### Data section
# # #
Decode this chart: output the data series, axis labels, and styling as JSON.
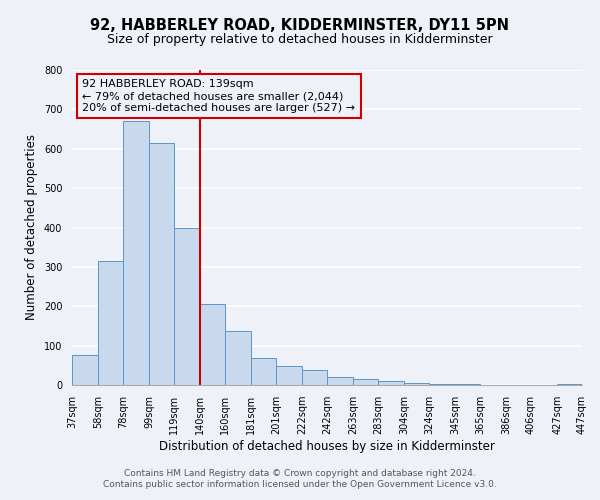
{
  "title": "92, HABBERLEY ROAD, KIDDERMINSTER, DY11 5PN",
  "subtitle": "Size of property relative to detached houses in Kidderminster",
  "xlabel": "Distribution of detached houses by size in Kidderminster",
  "ylabel": "Number of detached properties",
  "bin_edges": [
    37,
    58,
    78,
    99,
    119,
    140,
    160,
    181,
    201,
    222,
    242,
    263,
    283,
    304,
    324,
    345,
    365,
    386,
    406,
    427,
    447
  ],
  "bin_counts": [
    75,
    315,
    670,
    615,
    400,
    205,
    137,
    68,
    47,
    37,
    20,
    14,
    11,
    5,
    3,
    2,
    1,
    1,
    1,
    2
  ],
  "bar_facecolor": "#c8d8ed",
  "bar_edgecolor": "#5a96c8",
  "vline_x": 140,
  "vline_color": "#cc0000",
  "annotation_title": "92 HABBERLEY ROAD: 139sqm",
  "annotation_line1": "← 79% of detached houses are smaller (2,044)",
  "annotation_line2": "20% of semi-detached houses are larger (527) →",
  "annotation_box_color": "#cc0000",
  "ylim": [
    0,
    800
  ],
  "yticks": [
    0,
    100,
    200,
    300,
    400,
    500,
    600,
    700,
    800
  ],
  "tick_labels": [
    "37sqm",
    "58sqm",
    "78sqm",
    "99sqm",
    "119sqm",
    "140sqm",
    "160sqm",
    "181sqm",
    "201sqm",
    "222sqm",
    "242sqm",
    "263sqm",
    "283sqm",
    "304sqm",
    "324sqm",
    "345sqm",
    "365sqm",
    "386sqm",
    "406sqm",
    "427sqm",
    "447sqm"
  ],
  "footer_line1": "Contains HM Land Registry data © Crown copyright and database right 2024.",
  "footer_line2": "Contains public sector information licensed under the Open Government Licence v3.0.",
  "background_color": "#eef2f8",
  "grid_color": "#ffffff",
  "title_fontsize": 10.5,
  "subtitle_fontsize": 9,
  "axis_label_fontsize": 8.5,
  "tick_fontsize": 7,
  "footer_fontsize": 6.5,
  "annotation_fontsize": 8
}
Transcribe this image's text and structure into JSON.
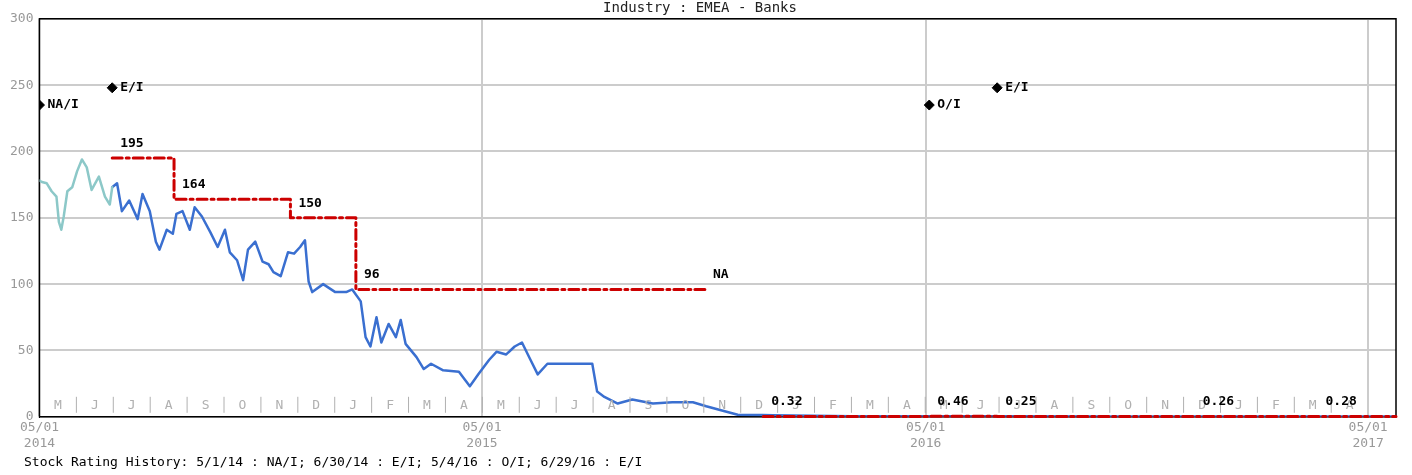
{
  "chart_data": {
    "type": "line",
    "title": "Industry : EMEA - Banks",
    "xlim": [
      "2014-05-01",
      "2017-05-24"
    ],
    "xticks": [
      {
        "value": "2014-05-01",
        "label": "05/01 2014"
      },
      {
        "value": "2015-05-01",
        "label": "05/01 2015"
      },
      {
        "value": "2016-05-01",
        "label": "05/01 2016"
      },
      {
        "value": "2017-05-01",
        "label": "05/01 2017"
      }
    ],
    "ylim": [
      0,
      300
    ],
    "yticks": [
      0,
      50,
      100,
      150,
      200,
      250,
      300
    ],
    "grid": true,
    "legend": false,
    "series": [
      {
        "type": "line",
        "color": "#8cc8c8",
        "x": [
          "2014-05-01",
          "2014-05-03",
          "2014-05-07",
          "2014-05-11",
          "2014-05-15",
          "2014-05-17",
          "2014-05-19",
          "2014-05-21",
          "2014-05-24",
          "2014-05-28",
          "2014-06-01",
          "2014-06-05",
          "2014-06-09",
          "2014-06-13",
          "2014-06-19",
          "2014-06-24",
          "2014-06-28",
          "2014-06-30"
        ],
        "values": [
          178,
          177,
          176,
          170,
          166,
          147,
          141,
          151,
          170,
          173,
          185,
          194,
          188,
          171,
          181,
          166,
          160,
          173
        ]
      },
      {
        "type": "line",
        "color": "#3a6fd0",
        "x": [
          "2014-06-30",
          "2014-07-04",
          "2014-07-08",
          "2014-07-14",
          "2014-07-21",
          "2014-07-25",
          "2014-07-31",
          "2014-08-05",
          "2014-08-08",
          "2014-08-14",
          "2014-08-19",
          "2014-08-22",
          "2014-08-27",
          "2014-09-02",
          "2014-09-06",
          "2014-09-12",
          "2014-09-19",
          "2014-09-25",
          "2014-10-01",
          "2014-10-05",
          "2014-10-11",
          "2014-10-16",
          "2014-10-20",
          "2014-10-26",
          "2014-11-01",
          "2014-11-06",
          "2014-11-10",
          "2014-11-16",
          "2014-11-22",
          "2014-11-27",
          "2014-12-02",
          "2014-12-06",
          "2014-12-09",
          "2014-12-12",
          "2014-12-21",
          "2014-12-31",
          "2015-01-09",
          "2015-01-14",
          "2015-01-21",
          "2015-01-25",
          "2015-01-29",
          "2015-02-03",
          "2015-02-07",
          "2015-02-13",
          "2015-02-19",
          "2015-02-23",
          "2015-02-27",
          "2015-03-08",
          "2015-03-14",
          "2015-03-20",
          "2015-03-30",
          "2015-04-12",
          "2015-04-21",
          "2015-04-28",
          "2015-05-07",
          "2015-05-13",
          "2015-05-21",
          "2015-05-28",
          "2015-06-03",
          "2015-06-10",
          "2015-06-16",
          "2015-06-24",
          "2015-07-31",
          "2015-08-04",
          "2015-08-10",
          "2015-08-21",
          "2015-09-02",
          "2015-09-19",
          "2015-10-05",
          "2015-10-22",
          "2015-11-02",
          "2015-11-18",
          "2015-11-28",
          "2015-12-27",
          "2016-03-01",
          "2016-06-01",
          "2016-10-01",
          "2017-02-01",
          "2017-05-24"
        ],
        "values": [
          173,
          176,
          155,
          163,
          149,
          168,
          155,
          132,
          126,
          141,
          138,
          153,
          155,
          141,
          158,
          151,
          139,
          128,
          141,
          124,
          118,
          103,
          126,
          132,
          117,
          115,
          109,
          106,
          124,
          123,
          128,
          133,
          102,
          94,
          100,
          94,
          94,
          96,
          87,
          60,
          53,
          75,
          56,
          70,
          60,
          73,
          55,
          45,
          36,
          40,
          35,
          34,
          23,
          32,
          43,
          49,
          47,
          53,
          56,
          43,
          32,
          40,
          40,
          19,
          15,
          10,
          13,
          10,
          11,
          11,
          8,
          4,
          1.5,
          1.2,
          0.4,
          0.4,
          0.3,
          0.3,
          0.3
        ]
      },
      {
        "type": "step",
        "color": "#cc0000",
        "line_style": "dashed",
        "x": [
          "2014-06-30",
          "2014-08-20",
          "2014-11-24",
          "2015-01-17",
          "2015-11-01",
          "2015-11-02",
          "2015-12-19",
          "2016-05-04",
          "2016-06-29",
          "2016-12-09",
          "2017-04-25",
          "2017-05-24"
        ],
        "values": [
          195,
          164,
          150,
          96,
          96,
          null,
          0.32,
          0.46,
          0.25,
          0.26,
          0.28,
          0.28
        ],
        "value_labels": [
          "195",
          "164",
          "150",
          "96",
          null,
          null,
          "0.32",
          "0.46",
          "0.25",
          "0.26",
          "0.28",
          null
        ]
      },
      {
        "type": "scatter",
        "color": "#000000",
        "marker": "diamond",
        "x": [
          "2014-05-01",
          "2014-06-30",
          "2016-05-04",
          "2016-06-29"
        ],
        "values": [
          235,
          248,
          235,
          248
        ],
        "value_labels": [
          "NA/I",
          "E/I",
          "O/I",
          "E/I"
        ]
      }
    ],
    "annotations": [
      {
        "text": "NA",
        "x": "2015-11-01",
        "y": 96
      },
      "M",
      "J",
      "J",
      "A",
      "S",
      "O",
      "N",
      "D",
      "J",
      "F",
      "M",
      "A",
      "M",
      "J",
      "J",
      "A",
      "S",
      "O",
      "N",
      "D",
      "J",
      "F",
      "M",
      "A",
      "M",
      "J",
      "J",
      "A",
      "S",
      "O",
      "N",
      "D",
      "J",
      "F",
      "M",
      "A",
      "Stock Rating History: 5/1/14 : NA/I; 6/30/14 : E/I; 5/4/16 : O/I; 6/29/16 : E/I"
    ]
  }
}
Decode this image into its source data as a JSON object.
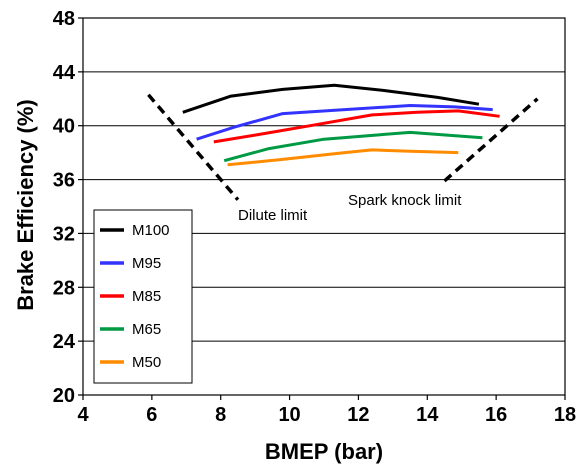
{
  "chart_data": {
    "type": "line",
    "xlabel": "BMEP (bar)",
    "ylabel": "Brake Efficiency (%)",
    "xlim": [
      4,
      18
    ],
    "ylim": [
      20,
      48
    ],
    "xticks": [
      4,
      6,
      8,
      10,
      12,
      14,
      16,
      18
    ],
    "yticks": [
      20,
      24,
      28,
      32,
      36,
      40,
      44,
      48
    ],
    "grid": "horizontal",
    "legend_position": "bottom-left",
    "series": [
      {
        "name": "M100",
        "color": "#000000",
        "x": [
          6.9,
          8.3,
          9.8,
          11.3,
          12.8,
          14.3,
          15.5
        ],
        "y": [
          41.0,
          42.2,
          42.7,
          43.0,
          42.6,
          42.1,
          41.6
        ]
      },
      {
        "name": "M95",
        "color": "#3333ff",
        "x": [
          7.3,
          8.4,
          9.8,
          11.6,
          13.5,
          14.8,
          15.9
        ],
        "y": [
          39.0,
          39.9,
          40.9,
          41.2,
          41.5,
          41.4,
          41.2
        ]
      },
      {
        "name": "M85",
        "color": "#ff0000",
        "x": [
          7.8,
          9.0,
          10.6,
          12.4,
          13.7,
          14.9,
          16.1
        ],
        "y": [
          38.8,
          39.3,
          40.0,
          40.8,
          41.0,
          41.1,
          40.7
        ]
      },
      {
        "name": "M65",
        "color": "#009a44",
        "x": [
          8.1,
          9.4,
          11.0,
          12.5,
          13.5,
          15.6
        ],
        "y": [
          37.4,
          38.3,
          39.0,
          39.3,
          39.5,
          39.1
        ]
      },
      {
        "name": "M50",
        "color": "#ff8c00",
        "x": [
          8.2,
          9.8,
          11.6,
          12.4,
          13.5,
          14.9
        ],
        "y": [
          37.1,
          37.5,
          38.0,
          38.2,
          38.1,
          38.0
        ]
      }
    ],
    "limit_lines": [
      {
        "name": "dilute-limit-line",
        "x": [
          5.9,
          8.5
        ],
        "y": [
          42.3,
          34.5
        ]
      },
      {
        "name": "spark-knock-limit-line",
        "x": [
          14.5,
          17.2
        ],
        "y": [
          35.9,
          42.0
        ]
      }
    ],
    "annotations": {
      "dilute": "Dilute limit",
      "spark": "Spark knock limit"
    }
  }
}
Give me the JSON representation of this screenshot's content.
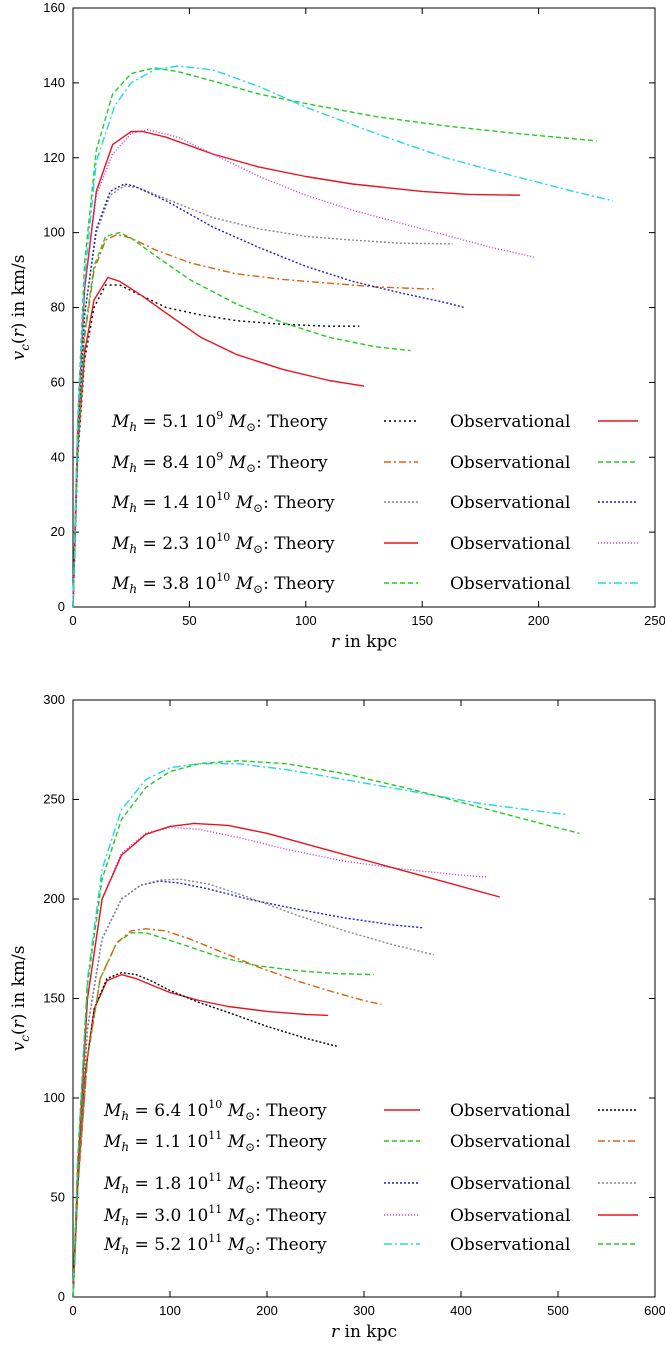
{
  "chart_data": [
    {
      "type": "line",
      "xlabel": "r in kpc",
      "ylabel": "v_c(r) in km/s",
      "xlim": [
        0,
        250
      ],
      "ylim": [
        0,
        160
      ],
      "xticks": [
        0,
        50,
        100,
        150,
        200,
        250
      ],
      "yticks": [
        0,
        20,
        40,
        60,
        80,
        100,
        120,
        140,
        160
      ],
      "grid": false,
      "legend_position": "bottom",
      "legend_rows": [
        {
          "mass": "5.1 10^9",
          "theory_label": "Theory",
          "obs_label": "Observational"
        },
        {
          "mass": "8.4 10^9",
          "theory_label": "Theory",
          "obs_label": "Observational"
        },
        {
          "mass": "1.4 10^10",
          "theory_label": "Theory",
          "obs_label": "Observational"
        },
        {
          "mass": "2.3 10^10",
          "theory_label": "Theory",
          "obs_label": "Observational"
        },
        {
          "mass": "3.8 10^10",
          "theory_label": "Theory",
          "obs_label": "Observational"
        }
      ],
      "series": [
        {
          "kind": "theory",
          "row": 0,
          "color": "#000000",
          "dash": "2,3",
          "x": [
            0,
            2,
            5,
            9,
            14,
            20,
            30,
            40,
            55,
            70,
            90,
            110,
            123
          ],
          "y": [
            0,
            40,
            66,
            80,
            86,
            86,
            83,
            80,
            78,
            76.5,
            75.5,
            75,
            75
          ]
        },
        {
          "kind": "obs",
          "row": 0,
          "color": "#e8141e",
          "dash": "",
          "x": [
            0,
            2,
            5,
            9,
            15,
            20,
            30,
            40,
            55,
            70,
            90,
            110,
            125
          ],
          "y": [
            0,
            42,
            68,
            82,
            88,
            87,
            83,
            78.5,
            72,
            67.5,
            63.5,
            60.5,
            59
          ]
        },
        {
          "kind": "theory",
          "row": 1,
          "color": "#e06010",
          "dash": "7,3,2,3",
          "x": [
            0,
            2,
            5,
            9,
            14,
            19,
            25,
            35,
            50,
            70,
            90,
            110,
            130,
            150,
            155
          ],
          "y": [
            0,
            42,
            72,
            90,
            98,
            99.5,
            98.5,
            95.5,
            92,
            89,
            87.5,
            86.5,
            85.5,
            85,
            85
          ]
        },
        {
          "kind": "obs",
          "row": 1,
          "color": "#22cc22",
          "dash": "5,3",
          "x": [
            0,
            2,
            5,
            9,
            14,
            20,
            25,
            35,
            50,
            70,
            90,
            110,
            130,
            145
          ],
          "y": [
            0,
            43,
            73,
            91,
            99,
            100,
            98.5,
            94,
            87.5,
            81,
            76,
            72,
            69.5,
            68.5
          ]
        },
        {
          "kind": "theory",
          "row": 2,
          "color": "#888888",
          "dash": "2,2",
          "x": [
            0,
            2,
            5,
            10,
            16,
            22,
            28,
            40,
            60,
            80,
            100,
            120,
            140,
            163
          ],
          "y": [
            0,
            45,
            78,
            100,
            110,
            112.5,
            112,
            109,
            104,
            101,
            99,
            98,
            97.2,
            97
          ]
        },
        {
          "kind": "obs",
          "row": 2,
          "color": "#2020cc",
          "dash": "2,2",
          "x": [
            0,
            2,
            5,
            10,
            16,
            22,
            26,
            40,
            60,
            80,
            100,
            120,
            140,
            160,
            168
          ],
          "y": [
            0,
            45,
            78,
            101,
            111,
            113,
            112.5,
            108.5,
            101.5,
            96,
            91,
            87,
            84,
            81.3,
            80
          ]
        },
        {
          "kind": "theory",
          "row": 3,
          "color": "#e8141e",
          "dash": "",
          "x": [
            0,
            2,
            5,
            10,
            17,
            25,
            30,
            40,
            60,
            80,
            100,
            120,
            150,
            170,
            192
          ],
          "y": [
            0,
            48,
            85,
            111,
            123.5,
            127,
            127,
            125.5,
            121,
            117.5,
            115,
            113,
            111,
            110.2,
            110
          ]
        },
        {
          "kind": "obs",
          "row": 3,
          "color": "#cc30cc",
          "dash": "1,2",
          "x": [
            0,
            2,
            5,
            10,
            17,
            25,
            32,
            45,
            60,
            80,
            100,
            120,
            150,
            180,
            198
          ],
          "y": [
            0,
            48,
            85,
            110,
            121,
            126.5,
            127.5,
            125.5,
            121,
            115,
            110,
            106,
            101,
            96,
            93.5
          ]
        },
        {
          "kind": "theory",
          "row": 4,
          "color": "#22cc22",
          "dash": "5,3",
          "x": [
            0,
            2,
            5,
            10,
            17,
            25,
            35,
            45,
            60,
            80,
            100,
            130,
            160,
            190,
            225
          ],
          "y": [
            0,
            50,
            92,
            122,
            137,
            142.5,
            144,
            143,
            140.5,
            137,
            134.5,
            131,
            128.5,
            126.5,
            124.5
          ]
        },
        {
          "kind": "obs",
          "row": 4,
          "color": "#20d8e8",
          "dash": "8,3,2,3",
          "x": [
            0,
            2,
            5,
            10,
            18,
            25,
            35,
            45,
            60,
            80,
            100,
            130,
            160,
            190,
            215,
            232
          ],
          "y": [
            0,
            48,
            88,
            119,
            134,
            140,
            143.5,
            144.5,
            143.5,
            139,
            133.5,
            126.5,
            120,
            115,
            111,
            108.5
          ]
        }
      ]
    },
    {
      "type": "line",
      "xlabel": "r in kpc",
      "ylabel": "v_c(r) in km/s",
      "xlim": [
        0,
        600
      ],
      "ylim": [
        0,
        300
      ],
      "xticks": [
        0,
        100,
        200,
        300,
        400,
        500,
        600
      ],
      "yticks": [
        0,
        50,
        100,
        150,
        200,
        250,
        300
      ],
      "grid": false,
      "legend_position": "bottom",
      "legend_rows": [
        {
          "mass": "6.4 10^10",
          "theory_label": "Theory",
          "obs_label": "Observational"
        },
        {
          "mass": "1.1 10^11",
          "theory_label": "Theory",
          "obs_label": "Observational"
        },
        {
          "mass": "1.8 10^11",
          "theory_label": "Theory",
          "obs_label": "Observational"
        },
        {
          "mass": "3.0 10^11",
          "theory_label": "Theory",
          "obs_label": "Observational"
        },
        {
          "mass": "5.2 10^11",
          "theory_label": "Theory",
          "obs_label": "Observational"
        }
      ],
      "series": [
        {
          "kind": "theory",
          "row": 0,
          "color": "#e8141e",
          "dash": "",
          "x": [
            0,
            5,
            12,
            22,
            35,
            50,
            65,
            80,
            100,
            130,
            160,
            200,
            240,
            263
          ],
          "y": [
            0,
            55,
            110,
            145,
            159,
            162,
            160,
            157,
            153,
            149,
            146,
            143.5,
            142,
            141.5
          ]
        },
        {
          "kind": "obs",
          "row": 0,
          "color": "#000000",
          "dash": "2,2",
          "x": [
            0,
            5,
            12,
            22,
            35,
            50,
            65,
            80,
            100,
            130,
            160,
            200,
            240,
            272
          ],
          "y": [
            0,
            55,
            110,
            145,
            160,
            163,
            162,
            159,
            154,
            148,
            143,
            136,
            130,
            126
          ]
        },
        {
          "kind": "theory",
          "row": 1,
          "color": "#22cc22",
          "dash": "5,3",
          "x": [
            0,
            5,
            15,
            28,
            45,
            60,
            75,
            95,
            120,
            150,
            190,
            230,
            270,
            310
          ],
          "y": [
            0,
            55,
            120,
            160,
            178,
            183,
            183,
            180,
            176,
            171,
            166.5,
            164,
            162.5,
            162
          ]
        },
        {
          "kind": "obs",
          "row": 1,
          "color": "#e06010",
          "dash": "7,3,2,3",
          "x": [
            0,
            5,
            15,
            28,
            45,
            60,
            75,
            95,
            120,
            150,
            190,
            230,
            270,
            300,
            318
          ],
          "y": [
            0,
            55,
            120,
            160,
            178,
            184,
            185,
            184,
            180,
            174,
            166,
            159,
            153,
            149,
            147
          ]
        },
        {
          "kind": "theory",
          "row": 2,
          "color": "#2020cc",
          "dash": "2,2",
          "x": [
            0,
            5,
            15,
            30,
            50,
            70,
            90,
            110,
            140,
            180,
            230,
            280,
            330,
            362
          ],
          "y": [
            0,
            60,
            135,
            180,
            200,
            207,
            209,
            208,
            205,
            200,
            195,
            190.5,
            187,
            185.5
          ]
        },
        {
          "kind": "obs",
          "row": 2,
          "color": "#888888",
          "dash": "2,2",
          "x": [
            0,
            5,
            15,
            30,
            50,
            70,
            90,
            110,
            140,
            180,
            230,
            280,
            330,
            372
          ],
          "y": [
            0,
            60,
            135,
            180,
            200,
            207,
            209.5,
            210,
            207.5,
            201,
            192,
            184,
            177,
            172
          ]
        },
        {
          "kind": "theory",
          "row": 3,
          "color": "#cc30cc",
          "dash": "1,2",
          "x": [
            0,
            5,
            15,
            30,
            50,
            75,
            100,
            130,
            170,
            220,
            280,
            340,
            400,
            428
          ],
          "y": [
            0,
            65,
            150,
            200,
            223,
            233,
            236,
            235,
            231,
            225,
            219,
            215,
            212,
            211
          ]
        },
        {
          "kind": "obs",
          "row": 3,
          "color": "#e8141e",
          "dash": "",
          "x": [
            0,
            5,
            15,
            30,
            50,
            75,
            100,
            125,
            160,
            200,
            260,
            320,
            380,
            440
          ],
          "y": [
            0,
            65,
            150,
            200,
            222,
            232.5,
            236.5,
            238,
            237,
            233,
            225,
            217,
            209,
            201
          ]
        },
        {
          "kind": "theory",
          "row": 4,
          "color": "#20d8e8",
          "dash": "8,3,2,3",
          "x": [
            0,
            5,
            15,
            30,
            50,
            75,
            100,
            130,
            170,
            220,
            280,
            350,
            420,
            490,
            508
          ],
          "y": [
            0,
            70,
            160,
            215,
            245,
            260,
            266,
            268,
            268,
            265,
            260,
            254,
            248,
            243.5,
            242.5
          ]
        },
        {
          "kind": "obs",
          "row": 4,
          "color": "#22cc22",
          "dash": "5,3",
          "x": [
            0,
            5,
            15,
            30,
            50,
            75,
            100,
            130,
            170,
            220,
            280,
            350,
            420,
            490,
            522
          ],
          "y": [
            0,
            70,
            157,
            210,
            240,
            256,
            264,
            268,
            269.5,
            268,
            263,
            255,
            246,
            237,
            233
          ]
        }
      ]
    }
  ]
}
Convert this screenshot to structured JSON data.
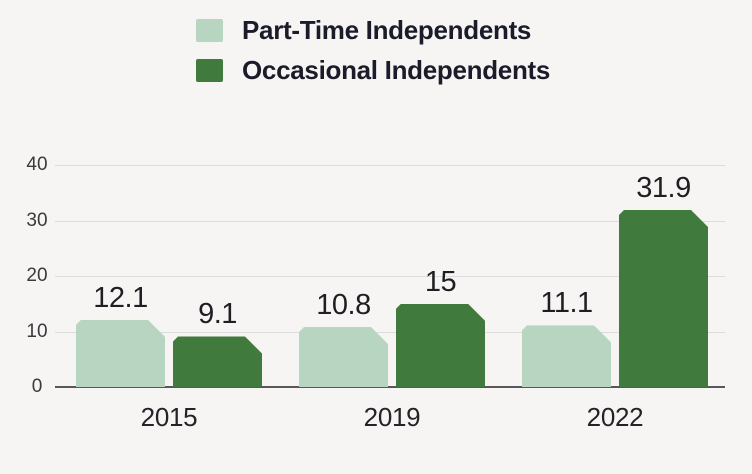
# # #
### Aim of the task
Copy every line of the records above that holds the word "name".

### The reply
        "name": "M100",
        "name": "M95",
        "name": "M85",
        "name": "M65",
        "name": "M50",
        "name": "dilute-limit-line",
        "name": "spark-knock-limit-line",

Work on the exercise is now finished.